[Begin]

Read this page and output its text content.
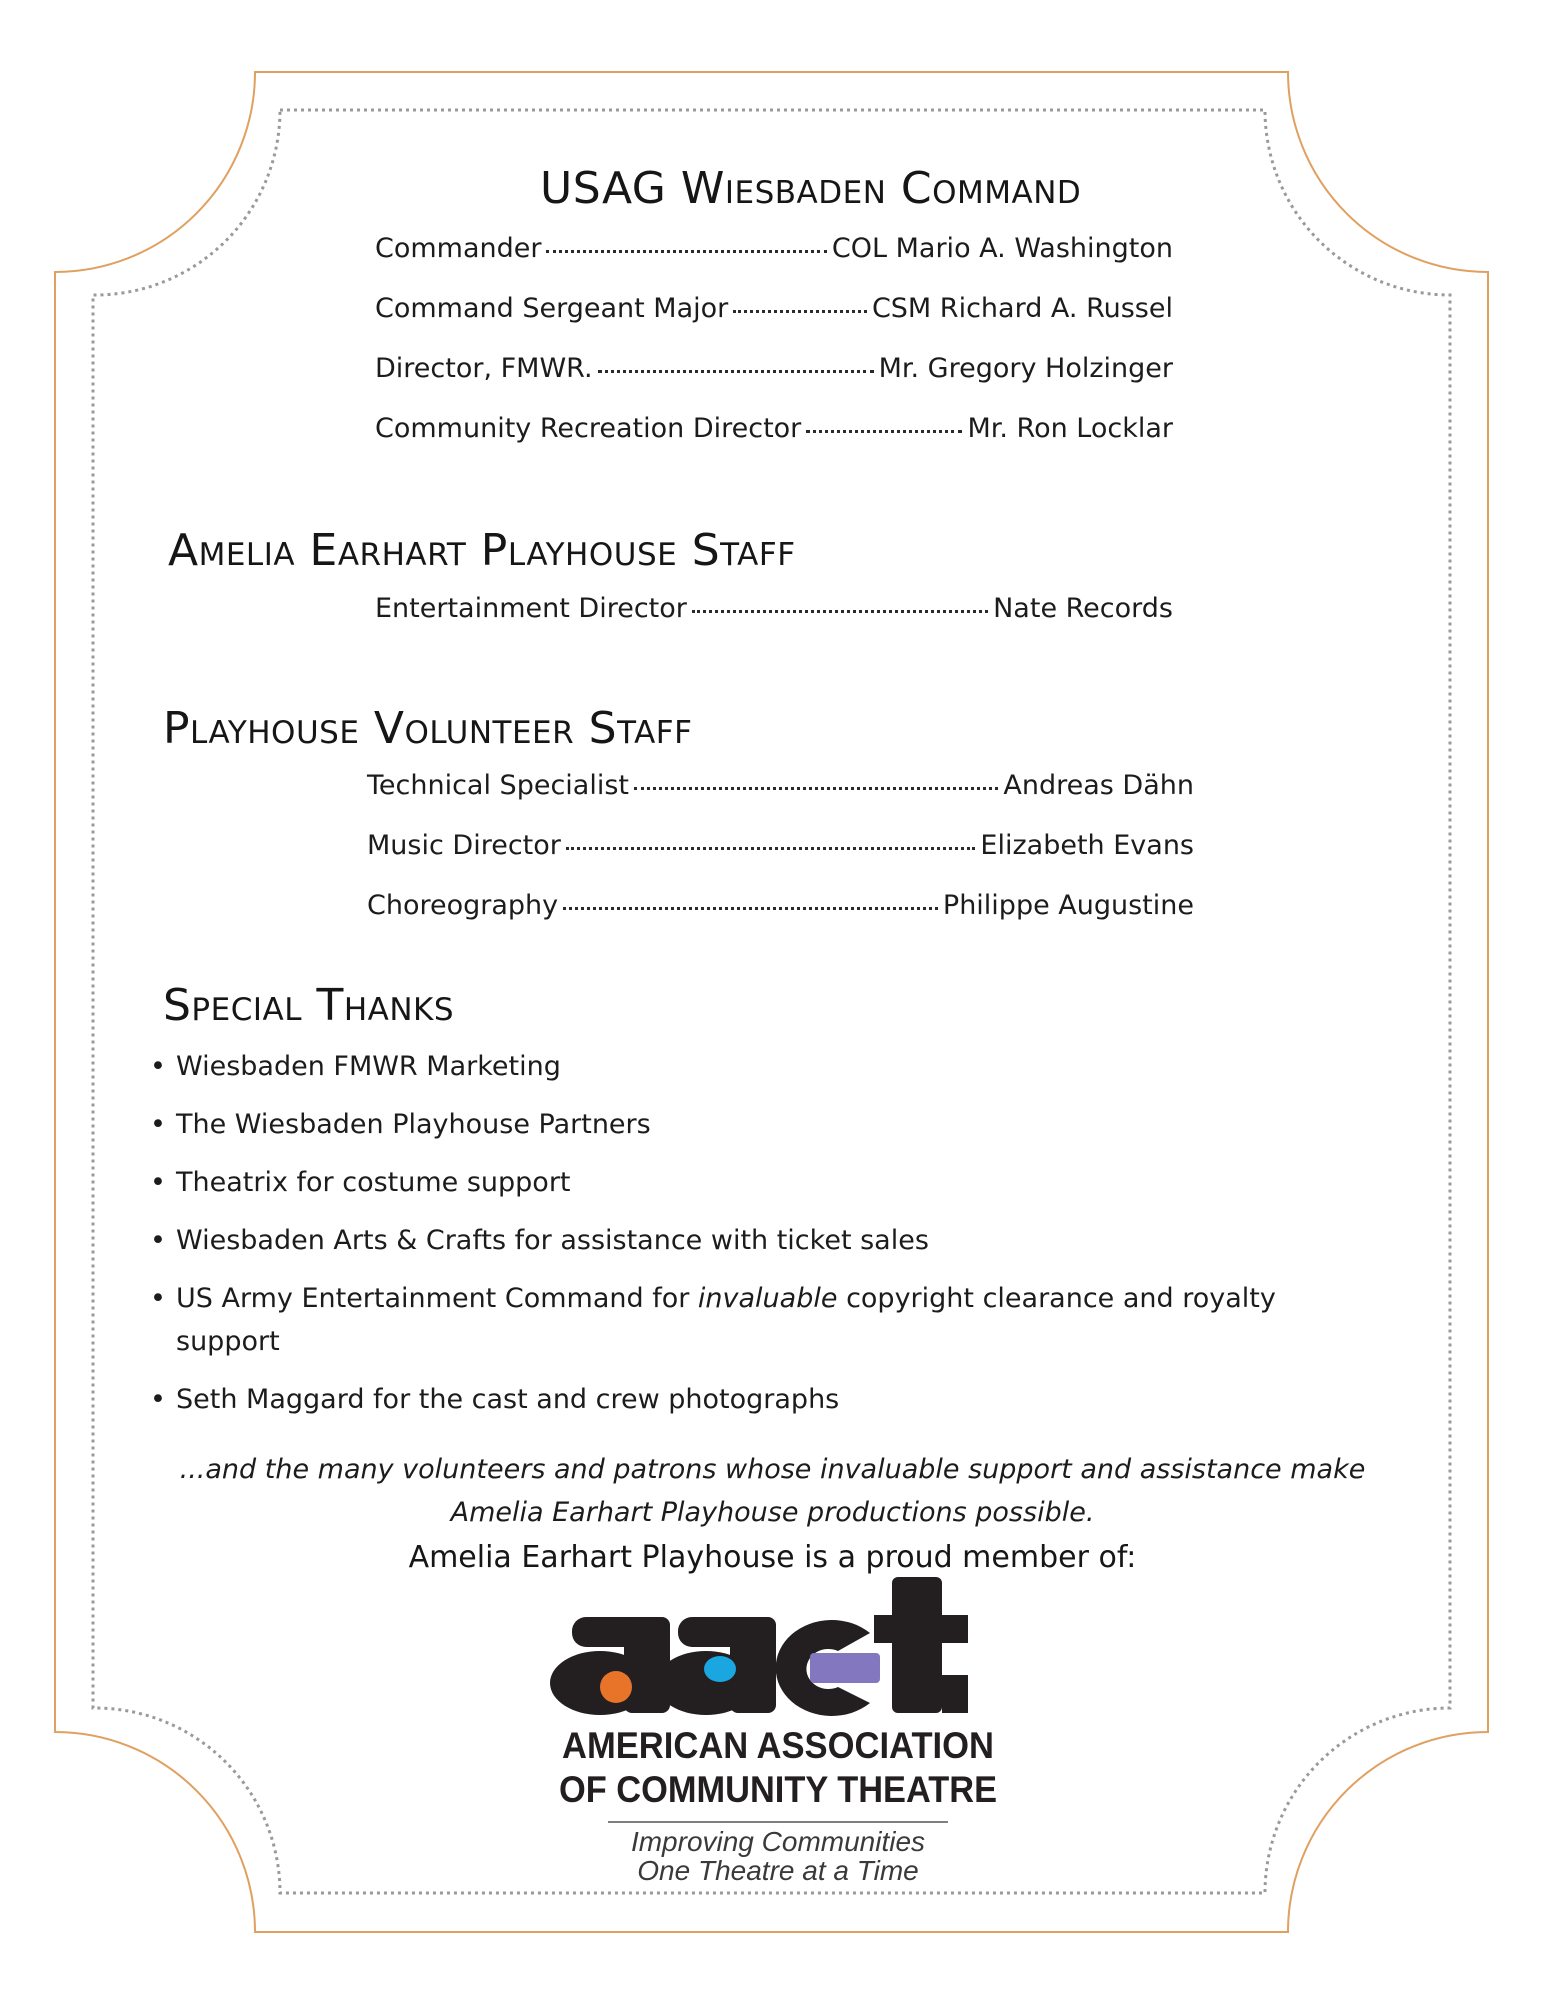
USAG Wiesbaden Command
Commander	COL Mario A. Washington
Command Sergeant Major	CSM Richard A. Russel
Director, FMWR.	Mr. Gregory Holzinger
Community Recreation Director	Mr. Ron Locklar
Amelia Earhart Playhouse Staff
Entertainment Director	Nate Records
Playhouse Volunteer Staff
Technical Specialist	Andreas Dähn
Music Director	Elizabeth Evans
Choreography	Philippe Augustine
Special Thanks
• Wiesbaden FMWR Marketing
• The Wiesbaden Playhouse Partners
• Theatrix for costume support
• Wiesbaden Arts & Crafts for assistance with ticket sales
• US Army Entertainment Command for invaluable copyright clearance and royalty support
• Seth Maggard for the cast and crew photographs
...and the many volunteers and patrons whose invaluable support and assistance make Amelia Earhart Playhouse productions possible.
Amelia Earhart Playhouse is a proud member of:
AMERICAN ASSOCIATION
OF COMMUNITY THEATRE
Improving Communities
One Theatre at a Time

[End]

- Work to complete
Repeat the listing in full and exactly. Do not include any images.

- Result of this task
Read this page and output its text content.
USAG Wiesbaden Command
Commander	COL Mario A. Washington
Command Sergeant Major	CSM Richard A. Russel
Director, FMWR.	Mr. Gregory Holzinger
Community Recreation Director	Mr. Ron Locklar
Amelia Earhart Playhouse Staff
Entertainment Director	Nate Records
Playhouse Volunteer Staff
Technical Specialist	Andreas Dähn
Music Director	Elizabeth Evans
Choreography	Philippe Augustine
Special Thanks
• Wiesbaden FMWR Marketing
• The Wiesbaden Playhouse Partners
• Theatrix for costume support
• Wiesbaden Arts & Crafts for assistance with ticket sales
• US Army Entertainment Command for invaluable copyright clearance and royalty support
• Seth Maggard for the cast and crew photographs
...and the many volunteers and patrons whose invaluable support and assistance make Amelia Earhart Playhouse productions possible.
Amelia Earhart Playhouse is a proud member of:
AMERICAN ASSOCIATION
OF COMMUNITY THEATRE
Improving Communities
One Theatre at a Time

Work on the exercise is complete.